* [Instructions for the task] All entries are to be quoted exactly; the images stay out of the copy.

* [Exercise materials]
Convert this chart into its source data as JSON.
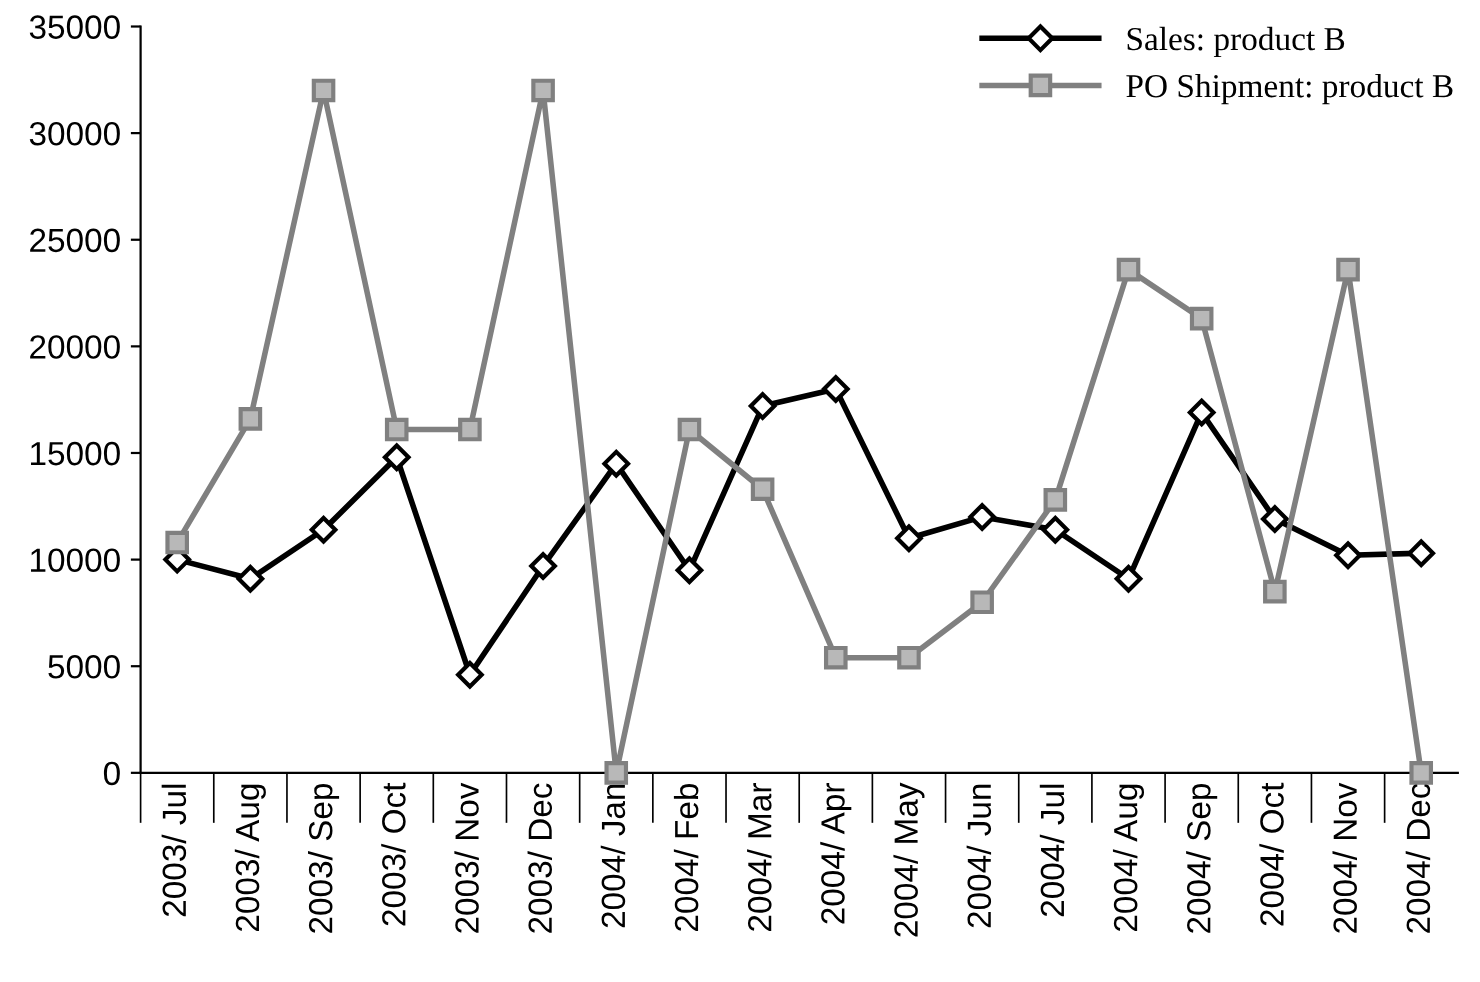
{
  "chart_data": {
    "type": "line",
    "categories": [
      "2003/ Jul",
      "2003/ Aug",
      "2003/ Sep",
      "2003/ Oct",
      "2003/ Nov",
      "2003/ Dec",
      "2004/ Jan",
      "2004/ Feb",
      "2004/ Mar",
      "2004/ Apr",
      "2004/ May",
      "2004/ Jun",
      "2004/ Jul",
      "2004/ Aug",
      "2004/ Sep",
      "2004/ Oct",
      "2004/ Nov",
      "2004/ Dec"
    ],
    "series": [
      {
        "name": "Sales: product B",
        "color": "#000000",
        "marker": "diamond",
        "values": [
          10000,
          9100,
          11400,
          14800,
          4600,
          9700,
          14500,
          9500,
          17200,
          18000,
          11000,
          12000,
          11400,
          9100,
          16900,
          11900,
          10200,
          10300
        ]
      },
      {
        "name": "PO Shipment: product B",
        "color": "#808080",
        "marker": "square",
        "values": [
          10800,
          16600,
          32000,
          16100,
          16100,
          32000,
          0,
          16100,
          13300,
          5400,
          5400,
          8000,
          12800,
          23600,
          21300,
          8500,
          23600,
          0
        ]
      }
    ],
    "ylim": [
      0,
      35000
    ],
    "yticks": [
      0,
      5000,
      10000,
      15000,
      20000,
      25000,
      30000,
      35000
    ],
    "grid": false,
    "legend": "top right",
    "line_style": "solid"
  }
}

* [Solution below]
Convert this chart into its source data as JSON.
{
  "chart_data": {
    "type": "line",
    "categories": [
      "2003/ Jul",
      "2003/ Aug",
      "2003/ Sep",
      "2003/ Oct",
      "2003/ Nov",
      "2003/ Dec",
      "2004/ Jan",
      "2004/ Feb",
      "2004/ Mar",
      "2004/ Apr",
      "2004/ May",
      "2004/ Jun",
      "2004/ Jul",
      "2004/ Aug",
      "2004/ Sep",
      "2004/ Oct",
      "2004/ Nov",
      "2004/ Dec"
    ],
    "series": [
      {
        "name": "Sales: product B",
        "color": "#000000",
        "marker": "diamond",
        "values": [
          10000,
          9100,
          11400,
          14800,
          4600,
          9700,
          14500,
          9500,
          17200,
          18000,
          11000,
          12000,
          11400,
          9100,
          16900,
          11900,
          10200,
          10300
        ]
      },
      {
        "name": "PO Shipment: product B",
        "color": "#808080",
        "marker": "square",
        "values": [
          10800,
          16600,
          32000,
          16100,
          16100,
          32000,
          0,
          16100,
          13300,
          5400,
          5400,
          8000,
          12800,
          23600,
          21300,
          8500,
          23600,
          0
        ]
      }
    ],
    "ylim": [
      0,
      35000
    ],
    "yticks": [
      0,
      5000,
      10000,
      15000,
      20000,
      25000,
      30000,
      35000
    ],
    "grid": false,
    "legend": "top right",
    "line_style": "solid"
  }
}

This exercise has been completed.